### YOUR GOAL
Restate every entry word for word.
** START **
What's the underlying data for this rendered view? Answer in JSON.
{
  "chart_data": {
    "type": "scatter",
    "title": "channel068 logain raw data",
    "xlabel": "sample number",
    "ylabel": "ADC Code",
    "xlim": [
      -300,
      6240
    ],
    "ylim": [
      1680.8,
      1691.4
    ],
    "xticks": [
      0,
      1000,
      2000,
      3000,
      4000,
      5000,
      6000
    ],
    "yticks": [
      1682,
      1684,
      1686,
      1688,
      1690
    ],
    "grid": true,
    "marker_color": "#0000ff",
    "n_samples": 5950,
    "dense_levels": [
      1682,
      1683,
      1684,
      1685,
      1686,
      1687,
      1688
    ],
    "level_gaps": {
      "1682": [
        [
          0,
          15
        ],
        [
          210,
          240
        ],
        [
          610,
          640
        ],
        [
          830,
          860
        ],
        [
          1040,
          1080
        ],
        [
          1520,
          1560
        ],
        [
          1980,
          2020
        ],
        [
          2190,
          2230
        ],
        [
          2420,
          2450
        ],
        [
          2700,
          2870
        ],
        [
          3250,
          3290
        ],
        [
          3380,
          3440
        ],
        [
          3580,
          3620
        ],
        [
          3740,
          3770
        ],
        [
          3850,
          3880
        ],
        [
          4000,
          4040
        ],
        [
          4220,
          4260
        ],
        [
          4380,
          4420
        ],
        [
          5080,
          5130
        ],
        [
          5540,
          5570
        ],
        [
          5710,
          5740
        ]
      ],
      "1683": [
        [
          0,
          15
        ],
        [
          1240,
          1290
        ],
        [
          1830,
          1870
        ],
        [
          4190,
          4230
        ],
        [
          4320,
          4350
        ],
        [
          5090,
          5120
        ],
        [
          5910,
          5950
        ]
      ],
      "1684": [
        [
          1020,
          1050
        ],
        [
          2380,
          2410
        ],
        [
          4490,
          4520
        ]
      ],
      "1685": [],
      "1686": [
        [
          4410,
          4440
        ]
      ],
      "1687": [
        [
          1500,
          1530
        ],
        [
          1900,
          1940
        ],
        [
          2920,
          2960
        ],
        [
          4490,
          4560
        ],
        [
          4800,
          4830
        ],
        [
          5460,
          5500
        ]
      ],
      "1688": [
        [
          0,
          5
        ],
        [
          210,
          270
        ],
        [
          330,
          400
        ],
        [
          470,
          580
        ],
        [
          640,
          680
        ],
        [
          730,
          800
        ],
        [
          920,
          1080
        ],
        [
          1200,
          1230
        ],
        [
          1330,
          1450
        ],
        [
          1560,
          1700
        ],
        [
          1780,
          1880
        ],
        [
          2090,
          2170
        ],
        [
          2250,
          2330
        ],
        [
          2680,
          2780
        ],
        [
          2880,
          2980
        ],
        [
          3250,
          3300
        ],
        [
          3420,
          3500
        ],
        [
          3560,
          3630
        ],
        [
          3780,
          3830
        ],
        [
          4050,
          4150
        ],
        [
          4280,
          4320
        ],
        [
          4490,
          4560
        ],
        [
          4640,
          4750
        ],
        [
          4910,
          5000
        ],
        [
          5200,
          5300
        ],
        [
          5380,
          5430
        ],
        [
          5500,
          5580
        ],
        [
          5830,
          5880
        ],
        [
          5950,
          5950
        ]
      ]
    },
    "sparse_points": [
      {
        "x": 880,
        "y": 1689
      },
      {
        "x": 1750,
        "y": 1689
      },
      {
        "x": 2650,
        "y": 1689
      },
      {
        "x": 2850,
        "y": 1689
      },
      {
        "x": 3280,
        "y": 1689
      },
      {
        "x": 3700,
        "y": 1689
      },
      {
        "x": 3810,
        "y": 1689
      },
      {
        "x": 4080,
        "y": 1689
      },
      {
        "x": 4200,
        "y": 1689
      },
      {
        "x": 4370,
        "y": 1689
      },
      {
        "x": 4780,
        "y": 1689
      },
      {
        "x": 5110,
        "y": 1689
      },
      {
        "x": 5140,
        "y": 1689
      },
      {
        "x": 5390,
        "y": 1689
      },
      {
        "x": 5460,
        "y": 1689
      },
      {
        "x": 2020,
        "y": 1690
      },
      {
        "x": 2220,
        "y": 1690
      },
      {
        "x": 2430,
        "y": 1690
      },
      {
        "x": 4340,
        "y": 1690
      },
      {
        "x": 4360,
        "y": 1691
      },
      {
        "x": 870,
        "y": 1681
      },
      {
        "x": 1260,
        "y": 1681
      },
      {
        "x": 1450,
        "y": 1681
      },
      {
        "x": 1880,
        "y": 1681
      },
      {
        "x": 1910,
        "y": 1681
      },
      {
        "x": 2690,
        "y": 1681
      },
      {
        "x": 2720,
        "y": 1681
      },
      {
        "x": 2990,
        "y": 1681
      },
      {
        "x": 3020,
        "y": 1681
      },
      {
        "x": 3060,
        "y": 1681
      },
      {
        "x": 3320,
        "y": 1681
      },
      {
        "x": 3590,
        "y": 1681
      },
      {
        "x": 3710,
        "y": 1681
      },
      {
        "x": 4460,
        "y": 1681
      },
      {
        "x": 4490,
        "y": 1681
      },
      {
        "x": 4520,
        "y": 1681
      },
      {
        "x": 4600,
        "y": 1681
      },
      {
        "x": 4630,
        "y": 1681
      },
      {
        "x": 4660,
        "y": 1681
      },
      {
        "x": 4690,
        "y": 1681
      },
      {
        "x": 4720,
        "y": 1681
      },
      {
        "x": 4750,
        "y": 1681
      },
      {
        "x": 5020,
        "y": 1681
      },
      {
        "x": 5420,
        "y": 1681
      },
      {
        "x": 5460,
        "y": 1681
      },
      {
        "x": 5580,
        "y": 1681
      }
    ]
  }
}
** END **
### EXERCISE OUTPUT
What's the underlying data for this rendered view? Answer in JSON.
{
  "chart_data": {
    "type": "scatter",
    "title": "channel068 logain raw data",
    "xlabel": "sample number",
    "ylabel": "ADC Code",
    "xlim": [
      -300,
      6240
    ],
    "ylim": [
      1680.8,
      1691.4
    ],
    "xticks": [
      0,
      1000,
      2000,
      3000,
      4000,
      5000,
      6000
    ],
    "yticks": [
      1682,
      1684,
      1686,
      1688,
      1690
    ],
    "grid": true,
    "marker_color": "#0000ff",
    "n_samples": 5950,
    "dense_levels": [
      1682,
      1683,
      1684,
      1685,
      1686,
      1687,
      1688
    ],
    "level_gaps": {
      "1682": [
        [
          0,
          15
        ],
        [
          210,
          240
        ],
        [
          610,
          640
        ],
        [
          830,
          860
        ],
        [
          1040,
          1080
        ],
        [
          1520,
          1560
        ],
        [
          1980,
          2020
        ],
        [
          2190,
          2230
        ],
        [
          2420,
          2450
        ],
        [
          2700,
          2870
        ],
        [
          3250,
          3290
        ],
        [
          3380,
          3440
        ],
        [
          3580,
          3620
        ],
        [
          3740,
          3770
        ],
        [
          3850,
          3880
        ],
        [
          4000,
          4040
        ],
        [
          4220,
          4260
        ],
        [
          4380,
          4420
        ],
        [
          5080,
          5130
        ],
        [
          5540,
          5570
        ],
        [
          5710,
          5740
        ]
      ],
      "1683": [
        [
          0,
          15
        ],
        [
          1240,
          1290
        ],
        [
          1830,
          1870
        ],
        [
          4190,
          4230
        ],
        [
          4320,
          4350
        ],
        [
          5090,
          5120
        ],
        [
          5910,
          5950
        ]
      ],
      "1684": [
        [
          1020,
          1050
        ],
        [
          2380,
          2410
        ],
        [
          4490,
          4520
        ]
      ],
      "1685": [],
      "1686": [
        [
          4410,
          4440
        ]
      ],
      "1687": [
        [
          1500,
          1530
        ],
        [
          1900,
          1940
        ],
        [
          2920,
          2960
        ],
        [
          4490,
          4560
        ],
        [
          4800,
          4830
        ],
        [
          5460,
          5500
        ]
      ],
      "1688": [
        [
          0,
          5
        ],
        [
          210,
          270
        ],
        [
          330,
          400
        ],
        [
          470,
          580
        ],
        [
          640,
          680
        ],
        [
          730,
          800
        ],
        [
          920,
          1080
        ],
        [
          1200,
          1230
        ],
        [
          1330,
          1450
        ],
        [
          1560,
          1700
        ],
        [
          1780,
          1880
        ],
        [
          2090,
          2170
        ],
        [
          2250,
          2330
        ],
        [
          2680,
          2780
        ],
        [
          2880,
          2980
        ],
        [
          3250,
          3300
        ],
        [
          3420,
          3500
        ],
        [
          3560,
          3630
        ],
        [
          3780,
          3830
        ],
        [
          4050,
          4150
        ],
        [
          4280,
          4320
        ],
        [
          4490,
          4560
        ],
        [
          4640,
          4750
        ],
        [
          4910,
          5000
        ],
        [
          5200,
          5300
        ],
        [
          5380,
          5430
        ],
        [
          5500,
          5580
        ],
        [
          5830,
          5880
        ],
        [
          5950,
          5950
        ]
      ]
    },
    "sparse_points": [
      {
        "x": 880,
        "y": 1689
      },
      {
        "x": 1750,
        "y": 1689
      },
      {
        "x": 2650,
        "y": 1689
      },
      {
        "x": 2850,
        "y": 1689
      },
      {
        "x": 3280,
        "y": 1689
      },
      {
        "x": 3700,
        "y": 1689
      },
      {
        "x": 3810,
        "y": 1689
      },
      {
        "x": 4080,
        "y": 1689
      },
      {
        "x": 4200,
        "y": 1689
      },
      {
        "x": 4370,
        "y": 1689
      },
      {
        "x": 4780,
        "y": 1689
      },
      {
        "x": 5110,
        "y": 1689
      },
      {
        "x": 5140,
        "y": 1689
      },
      {
        "x": 5390,
        "y": 1689
      },
      {
        "x": 5460,
        "y": 1689
      },
      {
        "x": 2020,
        "y": 1690
      },
      {
        "x": 2220,
        "y": 1690
      },
      {
        "x": 2430,
        "y": 1690
      },
      {
        "x": 4340,
        "y": 1690
      },
      {
        "x": 4360,
        "y": 1691
      },
      {
        "x": 870,
        "y": 1681
      },
      {
        "x": 1260,
        "y": 1681
      },
      {
        "x": 1450,
        "y": 1681
      },
      {
        "x": 1880,
        "y": 1681
      },
      {
        "x": 1910,
        "y": 1681
      },
      {
        "x": 2690,
        "y": 1681
      },
      {
        "x": 2720,
        "y": 1681
      },
      {
        "x": 2990,
        "y": 1681
      },
      {
        "x": 3020,
        "y": 1681
      },
      {
        "x": 3060,
        "y": 1681
      },
      {
        "x": 3320,
        "y": 1681
      },
      {
        "x": 3590,
        "y": 1681
      },
      {
        "x": 3710,
        "y": 1681
      },
      {
        "x": 4460,
        "y": 1681
      },
      {
        "x": 4490,
        "y": 1681
      },
      {
        "x": 4520,
        "y": 1681
      },
      {
        "x": 4600,
        "y": 1681
      },
      {
        "x": 4630,
        "y": 1681
      },
      {
        "x": 4660,
        "y": 1681
      },
      {
        "x": 4690,
        "y": 1681
      },
      {
        "x": 4720,
        "y": 1681
      },
      {
        "x": 4750,
        "y": 1681
      },
      {
        "x": 5020,
        "y": 1681
      },
      {
        "x": 5420,
        "y": 1681
      },
      {
        "x": 5460,
        "y": 1681
      },
      {
        "x": 5580,
        "y": 1681
      }
    ]
  }
}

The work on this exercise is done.